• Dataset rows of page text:
····················

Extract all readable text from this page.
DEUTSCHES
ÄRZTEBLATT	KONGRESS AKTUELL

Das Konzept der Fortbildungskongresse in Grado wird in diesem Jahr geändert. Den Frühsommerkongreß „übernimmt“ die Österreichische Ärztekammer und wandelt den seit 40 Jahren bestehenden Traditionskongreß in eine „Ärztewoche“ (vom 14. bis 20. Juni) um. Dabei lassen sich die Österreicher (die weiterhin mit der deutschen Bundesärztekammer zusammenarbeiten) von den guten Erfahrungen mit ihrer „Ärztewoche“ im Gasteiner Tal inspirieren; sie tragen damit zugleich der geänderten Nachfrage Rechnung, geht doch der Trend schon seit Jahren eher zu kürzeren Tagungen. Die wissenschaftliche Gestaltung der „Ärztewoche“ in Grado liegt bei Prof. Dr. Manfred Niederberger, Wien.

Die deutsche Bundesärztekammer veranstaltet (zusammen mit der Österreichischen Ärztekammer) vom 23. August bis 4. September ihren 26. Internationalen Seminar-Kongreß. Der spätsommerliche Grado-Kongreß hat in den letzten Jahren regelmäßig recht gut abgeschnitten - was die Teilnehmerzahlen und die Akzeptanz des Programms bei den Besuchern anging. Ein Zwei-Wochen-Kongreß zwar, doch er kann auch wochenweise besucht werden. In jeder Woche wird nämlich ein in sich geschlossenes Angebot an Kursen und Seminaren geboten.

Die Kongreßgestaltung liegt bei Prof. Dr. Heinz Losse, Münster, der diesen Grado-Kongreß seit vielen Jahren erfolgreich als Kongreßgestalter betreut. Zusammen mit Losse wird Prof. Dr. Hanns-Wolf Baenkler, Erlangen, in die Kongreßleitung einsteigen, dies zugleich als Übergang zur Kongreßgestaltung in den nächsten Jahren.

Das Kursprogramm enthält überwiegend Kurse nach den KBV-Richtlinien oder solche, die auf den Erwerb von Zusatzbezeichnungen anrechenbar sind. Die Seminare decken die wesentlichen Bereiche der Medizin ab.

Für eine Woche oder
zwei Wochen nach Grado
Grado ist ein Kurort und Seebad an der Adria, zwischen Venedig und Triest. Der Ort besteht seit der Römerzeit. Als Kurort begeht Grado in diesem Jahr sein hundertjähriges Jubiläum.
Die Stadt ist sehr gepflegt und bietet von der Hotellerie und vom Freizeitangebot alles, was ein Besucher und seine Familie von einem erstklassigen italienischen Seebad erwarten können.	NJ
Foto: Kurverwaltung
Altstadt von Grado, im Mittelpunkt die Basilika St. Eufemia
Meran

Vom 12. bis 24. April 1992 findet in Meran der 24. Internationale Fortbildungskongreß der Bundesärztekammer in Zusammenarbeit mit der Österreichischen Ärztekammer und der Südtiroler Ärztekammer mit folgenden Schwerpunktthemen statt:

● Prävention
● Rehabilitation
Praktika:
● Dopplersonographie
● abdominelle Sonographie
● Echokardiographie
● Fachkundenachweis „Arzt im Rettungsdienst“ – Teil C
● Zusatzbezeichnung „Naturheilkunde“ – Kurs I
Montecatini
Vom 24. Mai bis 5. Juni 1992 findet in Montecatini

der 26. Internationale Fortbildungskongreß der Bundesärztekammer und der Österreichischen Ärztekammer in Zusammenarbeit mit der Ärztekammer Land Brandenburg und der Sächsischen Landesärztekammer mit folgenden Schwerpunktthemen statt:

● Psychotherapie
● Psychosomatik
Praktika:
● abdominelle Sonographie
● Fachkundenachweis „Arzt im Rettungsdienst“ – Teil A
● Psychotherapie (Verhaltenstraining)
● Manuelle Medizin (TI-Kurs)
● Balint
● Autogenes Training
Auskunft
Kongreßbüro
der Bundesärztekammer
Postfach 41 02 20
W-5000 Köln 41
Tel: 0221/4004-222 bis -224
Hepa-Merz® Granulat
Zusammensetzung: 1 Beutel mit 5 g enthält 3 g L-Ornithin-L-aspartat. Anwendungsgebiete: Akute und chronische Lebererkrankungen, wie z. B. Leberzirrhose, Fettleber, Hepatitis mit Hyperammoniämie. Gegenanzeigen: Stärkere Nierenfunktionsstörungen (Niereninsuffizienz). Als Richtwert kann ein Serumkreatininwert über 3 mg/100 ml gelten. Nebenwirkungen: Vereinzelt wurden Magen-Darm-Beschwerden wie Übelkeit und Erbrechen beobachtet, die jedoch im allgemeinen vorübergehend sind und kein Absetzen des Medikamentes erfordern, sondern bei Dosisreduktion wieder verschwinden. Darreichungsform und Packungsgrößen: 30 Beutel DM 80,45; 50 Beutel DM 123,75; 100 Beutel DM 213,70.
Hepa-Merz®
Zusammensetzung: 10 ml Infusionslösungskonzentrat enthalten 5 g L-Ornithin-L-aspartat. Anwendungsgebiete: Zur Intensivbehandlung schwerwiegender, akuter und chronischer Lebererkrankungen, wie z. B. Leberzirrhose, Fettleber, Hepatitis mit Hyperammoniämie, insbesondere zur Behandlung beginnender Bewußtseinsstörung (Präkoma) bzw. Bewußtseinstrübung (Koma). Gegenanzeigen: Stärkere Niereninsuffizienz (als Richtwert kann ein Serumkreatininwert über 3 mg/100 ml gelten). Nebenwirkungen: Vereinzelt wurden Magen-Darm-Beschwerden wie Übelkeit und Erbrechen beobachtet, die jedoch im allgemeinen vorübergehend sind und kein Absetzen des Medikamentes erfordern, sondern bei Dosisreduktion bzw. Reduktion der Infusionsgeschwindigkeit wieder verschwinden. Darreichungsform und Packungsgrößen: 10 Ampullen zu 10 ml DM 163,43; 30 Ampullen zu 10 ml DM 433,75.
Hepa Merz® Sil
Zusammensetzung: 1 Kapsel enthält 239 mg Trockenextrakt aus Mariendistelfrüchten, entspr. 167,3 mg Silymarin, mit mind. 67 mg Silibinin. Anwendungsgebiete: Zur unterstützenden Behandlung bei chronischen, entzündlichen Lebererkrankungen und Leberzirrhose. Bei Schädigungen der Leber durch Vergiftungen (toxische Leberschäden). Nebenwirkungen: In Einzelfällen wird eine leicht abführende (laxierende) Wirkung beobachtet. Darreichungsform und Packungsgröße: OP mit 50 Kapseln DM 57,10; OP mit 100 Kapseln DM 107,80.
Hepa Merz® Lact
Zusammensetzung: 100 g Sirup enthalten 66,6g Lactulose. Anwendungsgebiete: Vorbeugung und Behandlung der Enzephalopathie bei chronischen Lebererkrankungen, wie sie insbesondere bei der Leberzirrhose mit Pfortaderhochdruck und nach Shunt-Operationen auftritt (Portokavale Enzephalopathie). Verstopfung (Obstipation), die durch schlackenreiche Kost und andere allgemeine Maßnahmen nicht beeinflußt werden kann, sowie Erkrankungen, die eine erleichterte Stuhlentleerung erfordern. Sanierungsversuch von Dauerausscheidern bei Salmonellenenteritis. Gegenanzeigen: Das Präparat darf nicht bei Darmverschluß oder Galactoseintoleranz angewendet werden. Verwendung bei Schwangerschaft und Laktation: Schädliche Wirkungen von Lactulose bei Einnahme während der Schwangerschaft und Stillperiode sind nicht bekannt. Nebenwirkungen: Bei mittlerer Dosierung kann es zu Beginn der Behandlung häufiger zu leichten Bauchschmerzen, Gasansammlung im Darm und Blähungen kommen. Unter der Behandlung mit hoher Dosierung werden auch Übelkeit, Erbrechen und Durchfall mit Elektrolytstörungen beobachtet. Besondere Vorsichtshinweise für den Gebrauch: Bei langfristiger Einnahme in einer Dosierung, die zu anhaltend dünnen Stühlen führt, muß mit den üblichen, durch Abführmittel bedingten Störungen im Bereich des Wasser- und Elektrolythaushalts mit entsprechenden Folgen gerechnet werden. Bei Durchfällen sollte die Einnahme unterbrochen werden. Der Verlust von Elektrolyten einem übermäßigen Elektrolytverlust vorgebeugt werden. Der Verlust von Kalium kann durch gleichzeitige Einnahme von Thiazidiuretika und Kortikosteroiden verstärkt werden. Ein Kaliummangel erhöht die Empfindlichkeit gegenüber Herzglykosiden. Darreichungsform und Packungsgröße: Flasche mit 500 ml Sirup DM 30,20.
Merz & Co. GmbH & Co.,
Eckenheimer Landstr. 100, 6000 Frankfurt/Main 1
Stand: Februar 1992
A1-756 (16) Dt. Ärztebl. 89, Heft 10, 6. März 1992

····················

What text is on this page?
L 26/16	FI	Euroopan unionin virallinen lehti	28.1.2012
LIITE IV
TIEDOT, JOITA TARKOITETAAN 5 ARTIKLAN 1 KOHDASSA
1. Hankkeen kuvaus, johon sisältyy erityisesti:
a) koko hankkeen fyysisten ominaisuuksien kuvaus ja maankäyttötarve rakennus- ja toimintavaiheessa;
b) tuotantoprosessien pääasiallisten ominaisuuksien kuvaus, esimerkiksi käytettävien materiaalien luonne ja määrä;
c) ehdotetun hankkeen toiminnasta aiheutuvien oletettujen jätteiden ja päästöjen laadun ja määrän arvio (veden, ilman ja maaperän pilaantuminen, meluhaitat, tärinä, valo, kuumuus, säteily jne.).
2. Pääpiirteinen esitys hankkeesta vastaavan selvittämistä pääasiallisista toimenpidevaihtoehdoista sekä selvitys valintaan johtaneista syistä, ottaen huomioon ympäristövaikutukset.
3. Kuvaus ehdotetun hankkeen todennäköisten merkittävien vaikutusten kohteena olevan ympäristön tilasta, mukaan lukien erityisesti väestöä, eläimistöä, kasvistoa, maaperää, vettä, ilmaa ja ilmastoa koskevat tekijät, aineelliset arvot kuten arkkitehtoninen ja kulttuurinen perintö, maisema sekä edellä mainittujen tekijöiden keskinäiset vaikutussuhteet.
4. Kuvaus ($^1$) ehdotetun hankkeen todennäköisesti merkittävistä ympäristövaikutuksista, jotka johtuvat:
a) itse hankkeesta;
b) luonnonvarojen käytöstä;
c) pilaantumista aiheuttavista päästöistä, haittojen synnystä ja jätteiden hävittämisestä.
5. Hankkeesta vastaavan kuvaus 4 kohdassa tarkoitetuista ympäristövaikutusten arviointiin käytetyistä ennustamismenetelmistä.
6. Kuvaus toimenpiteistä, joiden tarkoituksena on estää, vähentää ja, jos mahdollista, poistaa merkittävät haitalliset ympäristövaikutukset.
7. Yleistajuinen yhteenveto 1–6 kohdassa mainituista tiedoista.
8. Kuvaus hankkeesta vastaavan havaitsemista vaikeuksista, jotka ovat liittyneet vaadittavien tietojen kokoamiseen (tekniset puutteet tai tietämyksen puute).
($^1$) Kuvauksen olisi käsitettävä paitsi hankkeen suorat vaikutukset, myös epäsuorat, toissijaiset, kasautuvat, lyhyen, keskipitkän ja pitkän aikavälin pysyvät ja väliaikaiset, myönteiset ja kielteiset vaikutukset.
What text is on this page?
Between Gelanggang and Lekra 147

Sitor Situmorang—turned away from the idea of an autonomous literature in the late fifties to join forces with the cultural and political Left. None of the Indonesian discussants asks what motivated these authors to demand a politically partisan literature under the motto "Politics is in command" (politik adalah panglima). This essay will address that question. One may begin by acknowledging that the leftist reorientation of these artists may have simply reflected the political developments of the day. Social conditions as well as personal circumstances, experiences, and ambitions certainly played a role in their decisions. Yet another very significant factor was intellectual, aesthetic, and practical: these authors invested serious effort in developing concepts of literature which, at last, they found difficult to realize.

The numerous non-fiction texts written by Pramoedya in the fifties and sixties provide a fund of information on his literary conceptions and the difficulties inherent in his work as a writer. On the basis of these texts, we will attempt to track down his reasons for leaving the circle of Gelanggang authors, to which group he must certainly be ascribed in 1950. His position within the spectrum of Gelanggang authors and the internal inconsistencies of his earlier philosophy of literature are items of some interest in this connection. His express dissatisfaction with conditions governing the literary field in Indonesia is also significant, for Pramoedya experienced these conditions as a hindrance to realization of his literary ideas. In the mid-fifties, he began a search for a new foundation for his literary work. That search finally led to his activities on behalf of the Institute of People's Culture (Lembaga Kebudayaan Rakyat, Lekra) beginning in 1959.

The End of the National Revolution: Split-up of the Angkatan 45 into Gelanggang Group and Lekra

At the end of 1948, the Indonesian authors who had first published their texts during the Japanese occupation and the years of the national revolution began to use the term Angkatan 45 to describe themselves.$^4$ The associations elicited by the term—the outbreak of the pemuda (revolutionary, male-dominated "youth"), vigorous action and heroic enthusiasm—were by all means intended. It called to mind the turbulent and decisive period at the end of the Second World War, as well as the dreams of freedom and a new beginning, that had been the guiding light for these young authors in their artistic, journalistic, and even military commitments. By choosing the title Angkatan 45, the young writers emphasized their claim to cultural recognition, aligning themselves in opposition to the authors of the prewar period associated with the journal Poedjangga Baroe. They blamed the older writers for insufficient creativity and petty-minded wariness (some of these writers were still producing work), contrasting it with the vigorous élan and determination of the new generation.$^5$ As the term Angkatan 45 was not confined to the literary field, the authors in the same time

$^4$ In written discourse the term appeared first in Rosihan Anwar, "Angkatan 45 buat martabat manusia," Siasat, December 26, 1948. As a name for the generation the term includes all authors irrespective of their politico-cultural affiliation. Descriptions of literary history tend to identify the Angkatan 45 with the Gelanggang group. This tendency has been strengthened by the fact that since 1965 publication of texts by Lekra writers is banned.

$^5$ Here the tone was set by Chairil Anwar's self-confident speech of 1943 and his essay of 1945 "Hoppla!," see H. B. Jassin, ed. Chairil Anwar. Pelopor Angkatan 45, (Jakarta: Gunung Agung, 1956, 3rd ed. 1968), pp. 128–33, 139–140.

····················

• INSTRUCTIONS TO FOLLOW: Whenever the string "Fachkundenachweis" occurs in a line of the entries above, copy that line.

• TASK RESULT:
● Fachkundenachweis „Arzt im Rettungsdienst“ – Teil C
● Fachkundenachweis „Arzt im Rettungsdienst“ – Teil A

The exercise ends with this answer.